> _PROBLEM REQUIREMENTS_:
Can you restate the records below word for word?

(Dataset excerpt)

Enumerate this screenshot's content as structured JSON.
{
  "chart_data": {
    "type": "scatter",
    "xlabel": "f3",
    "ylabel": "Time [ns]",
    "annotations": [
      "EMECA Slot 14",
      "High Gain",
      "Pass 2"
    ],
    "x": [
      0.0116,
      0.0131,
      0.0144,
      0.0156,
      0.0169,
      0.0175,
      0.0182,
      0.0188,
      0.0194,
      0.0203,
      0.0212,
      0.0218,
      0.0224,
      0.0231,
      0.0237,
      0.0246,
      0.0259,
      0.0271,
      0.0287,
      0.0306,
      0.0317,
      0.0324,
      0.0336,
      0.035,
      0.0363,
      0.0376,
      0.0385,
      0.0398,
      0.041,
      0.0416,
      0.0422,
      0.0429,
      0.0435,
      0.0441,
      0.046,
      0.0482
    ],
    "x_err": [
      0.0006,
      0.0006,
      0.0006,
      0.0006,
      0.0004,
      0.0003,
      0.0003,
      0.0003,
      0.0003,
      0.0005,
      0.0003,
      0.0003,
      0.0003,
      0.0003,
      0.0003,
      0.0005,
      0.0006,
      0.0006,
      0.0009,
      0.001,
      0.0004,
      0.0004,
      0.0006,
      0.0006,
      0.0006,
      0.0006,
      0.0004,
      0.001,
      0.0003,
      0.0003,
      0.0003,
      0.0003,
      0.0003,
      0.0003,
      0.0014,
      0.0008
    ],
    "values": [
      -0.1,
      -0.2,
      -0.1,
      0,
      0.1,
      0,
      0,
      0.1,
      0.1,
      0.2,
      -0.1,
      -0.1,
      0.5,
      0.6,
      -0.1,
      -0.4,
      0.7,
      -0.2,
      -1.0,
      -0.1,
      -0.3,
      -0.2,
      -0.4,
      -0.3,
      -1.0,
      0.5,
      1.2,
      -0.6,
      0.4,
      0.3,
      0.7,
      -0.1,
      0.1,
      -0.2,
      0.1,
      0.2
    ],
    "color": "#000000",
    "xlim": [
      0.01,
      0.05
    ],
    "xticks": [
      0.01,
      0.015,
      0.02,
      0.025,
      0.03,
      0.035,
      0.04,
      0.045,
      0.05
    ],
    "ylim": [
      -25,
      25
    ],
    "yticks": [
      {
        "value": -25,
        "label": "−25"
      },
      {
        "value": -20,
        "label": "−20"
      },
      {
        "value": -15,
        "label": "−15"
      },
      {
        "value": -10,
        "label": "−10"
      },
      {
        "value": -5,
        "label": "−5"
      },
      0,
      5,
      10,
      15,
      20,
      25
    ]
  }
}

> _RESPONSE TO THE TASK_:
Enumerate this screenshot's content as structured JSON.
{
  "chart_data": {
    "type": "scatter",
    "xlabel": "f3",
    "ylabel": "Time [ns]",
    "annotations": [
      "EMECA Slot 14",
      "High Gain",
      "Pass 2"
    ],
    "x": [
      0.0116,
      0.0131,
      0.0144,
      0.0156,
      0.0169,
      0.0175,
      0.0182,
      0.0188,
      0.0194,
      0.0203,
      0.0212,
      0.0218,
      0.0224,
      0.0231,
      0.0237,
      0.0246,
      0.0259,
      0.0271,
      0.0287,
      0.0306,
      0.0317,
      0.0324,
      0.0336,
      0.035,
      0.0363,
      0.0376,
      0.0385,
      0.0398,
      0.041,
      0.0416,
      0.0422,
      0.0429,
      0.0435,
      0.0441,
      0.046,
      0.0482
    ],
    "x_err": [
      0.0006,
      0.0006,
      0.0006,
      0.0006,
      0.0004,
      0.0003,
      0.0003,
      0.0003,
      0.0003,
      0.0005,
      0.0003,
      0.0003,
      0.0003,
      0.0003,
      0.0003,
      0.0005,
      0.0006,
      0.0006,
      0.0009,
      0.001,
      0.0004,
      0.0004,
      0.0006,
      0.0006,
      0.0006,
      0.0006,
      0.0004,
      0.001,
      0.0003,
      0.0003,
      0.0003,
      0.0003,
      0.0003,
      0.0003,
      0.0014,
      0.0008
    ],
    "values": [
      -0.1,
      -0.2,
      -0.1,
      0,
      0.1,
      0,
      0,
      0.1,
      0.1,
      0.2,
      -0.1,
      -0.1,
      0.5,
      0.6,
      -0.1,
      -0.4,
      0.7,
      -0.2,
      -1.0,
      -0.1,
      -0.3,
      -0.2,
      -0.4,
      -0.3,
      -1.0,
      0.5,
      1.2,
      -0.6,
      0.4,
      0.3,
      0.7,
      -0.1,
      0.1,
      -0.2,
      0.1,
      0.2
    ],
    "color": "#000000",
    "xlim": [
      0.01,
      0.05
    ],
    "xticks": [
      0.01,
      0.015,
      0.02,
      0.025,
      0.03,
      0.035,
      0.04,
      0.045,
      0.05
    ],
    "ylim": [
      -25,
      25
    ],
    "yticks": [
      {
        "value": -25,
        "label": "−25"
      },
      {
        "value": -20,
        "label": "−20"
      },
      {
        "value": -15,
        "label": "−15"
      },
      {
        "value": -10,
        "label": "−10"
      },
      {
        "value": -5,
        "label": "−5"
      },
      0,
      5,
      10,
      15,
      20,
      25
    ]
  }
}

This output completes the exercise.